What you have to do:
Each line should be copied exactly.

Record set:
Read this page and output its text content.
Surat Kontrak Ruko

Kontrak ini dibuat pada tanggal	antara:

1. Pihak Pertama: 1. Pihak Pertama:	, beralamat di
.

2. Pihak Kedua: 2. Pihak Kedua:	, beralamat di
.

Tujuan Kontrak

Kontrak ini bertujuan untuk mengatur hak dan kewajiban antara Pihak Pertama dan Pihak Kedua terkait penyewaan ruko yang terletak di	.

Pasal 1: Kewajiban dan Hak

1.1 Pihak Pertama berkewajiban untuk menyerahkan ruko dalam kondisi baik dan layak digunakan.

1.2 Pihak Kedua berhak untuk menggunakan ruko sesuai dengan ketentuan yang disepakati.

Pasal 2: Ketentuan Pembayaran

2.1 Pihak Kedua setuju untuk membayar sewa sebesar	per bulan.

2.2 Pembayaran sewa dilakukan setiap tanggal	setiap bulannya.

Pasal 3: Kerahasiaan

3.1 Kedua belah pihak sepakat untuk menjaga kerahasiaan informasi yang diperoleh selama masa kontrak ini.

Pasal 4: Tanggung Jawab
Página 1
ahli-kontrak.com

Reply to the task:
Read this page and output its text content.
Surat Kontrak Ruko

Kontrak ini dibuat pada tanggal	antara:

1. Pihak Pertama: 1. Pihak Pertama:	, beralamat di
.

2. Pihak Kedua: 2. Pihak Kedua:	, beralamat di
.

Tujuan Kontrak

Kontrak ini bertujuan untuk mengatur hak dan kewajiban antara Pihak Pertama dan Pihak Kedua terkait penyewaan ruko yang terletak di	.

Pasal 1: Kewajiban dan Hak

1.1 Pihak Pertama berkewajiban untuk menyerahkan ruko dalam kondisi baik dan layak digunakan.

1.2 Pihak Kedua berhak untuk menggunakan ruko sesuai dengan ketentuan yang disepakati.

Pasal 2: Ketentuan Pembayaran

2.1 Pihak Kedua setuju untuk membayar sewa sebesar	per bulan.

2.2 Pembayaran sewa dilakukan setiap tanggal	setiap bulannya.

Pasal 3: Kerahasiaan

3.1 Kedua belah pihak sepakat untuk menjaga kerahasiaan informasi yang diperoleh selama masa kontrak ini.

Pasal 4: Tanggung Jawab
Página 1
ahli-kontrak.com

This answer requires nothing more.